>> BEGIN Data for the task
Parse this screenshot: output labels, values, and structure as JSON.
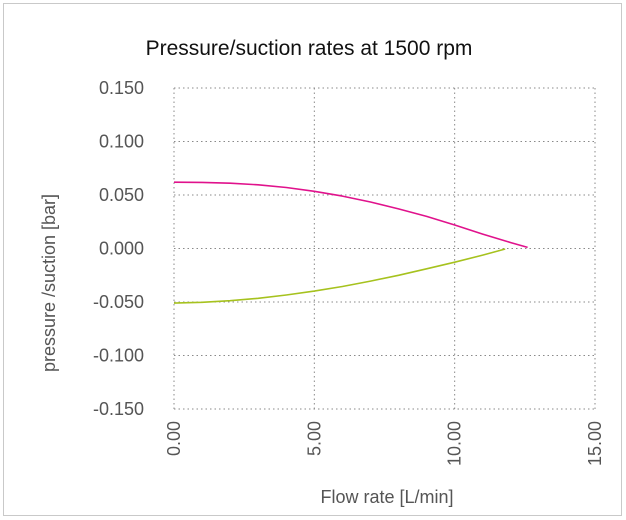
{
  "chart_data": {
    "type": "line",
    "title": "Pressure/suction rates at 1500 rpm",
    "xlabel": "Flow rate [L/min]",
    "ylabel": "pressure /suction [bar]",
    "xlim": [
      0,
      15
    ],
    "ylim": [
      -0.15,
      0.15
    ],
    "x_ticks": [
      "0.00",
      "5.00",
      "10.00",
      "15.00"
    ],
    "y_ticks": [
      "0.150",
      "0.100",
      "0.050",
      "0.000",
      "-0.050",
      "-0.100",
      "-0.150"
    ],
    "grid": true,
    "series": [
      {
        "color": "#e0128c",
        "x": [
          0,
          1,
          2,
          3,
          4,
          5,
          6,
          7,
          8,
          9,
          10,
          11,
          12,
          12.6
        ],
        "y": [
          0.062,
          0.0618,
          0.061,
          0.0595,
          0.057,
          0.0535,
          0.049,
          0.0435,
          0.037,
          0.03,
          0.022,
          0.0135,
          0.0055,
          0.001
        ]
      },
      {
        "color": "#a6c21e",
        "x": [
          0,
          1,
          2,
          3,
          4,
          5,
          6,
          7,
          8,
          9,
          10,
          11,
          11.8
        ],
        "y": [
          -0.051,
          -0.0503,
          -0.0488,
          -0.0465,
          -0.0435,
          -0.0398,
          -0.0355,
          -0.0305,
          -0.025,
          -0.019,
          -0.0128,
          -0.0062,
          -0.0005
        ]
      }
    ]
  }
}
>> END Data for the task
>> BEGIN Data for the task
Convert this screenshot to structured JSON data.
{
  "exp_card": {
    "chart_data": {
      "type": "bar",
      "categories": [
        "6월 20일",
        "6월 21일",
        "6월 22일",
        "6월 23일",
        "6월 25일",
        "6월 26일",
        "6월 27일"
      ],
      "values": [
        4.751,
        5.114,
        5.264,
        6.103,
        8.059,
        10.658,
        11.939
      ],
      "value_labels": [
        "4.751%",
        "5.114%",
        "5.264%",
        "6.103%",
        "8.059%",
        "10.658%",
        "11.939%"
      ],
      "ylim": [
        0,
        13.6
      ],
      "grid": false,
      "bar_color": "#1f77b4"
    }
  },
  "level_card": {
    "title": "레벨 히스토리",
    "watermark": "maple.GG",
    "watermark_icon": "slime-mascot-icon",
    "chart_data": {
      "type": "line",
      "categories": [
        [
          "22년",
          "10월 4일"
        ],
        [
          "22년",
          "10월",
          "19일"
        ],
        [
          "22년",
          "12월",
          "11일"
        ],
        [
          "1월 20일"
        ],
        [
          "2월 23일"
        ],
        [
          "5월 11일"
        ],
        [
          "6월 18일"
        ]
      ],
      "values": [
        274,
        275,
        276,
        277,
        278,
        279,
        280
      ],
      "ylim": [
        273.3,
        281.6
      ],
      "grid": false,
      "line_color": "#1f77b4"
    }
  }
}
>> END Data for the task
Exercise brief
Wherever a line in the data above holds "suction", copy that line.

Right answer
    "title": "Pressure/suction rates at 1500 rpm",
    "ylabel": "pressure /suction [bar]",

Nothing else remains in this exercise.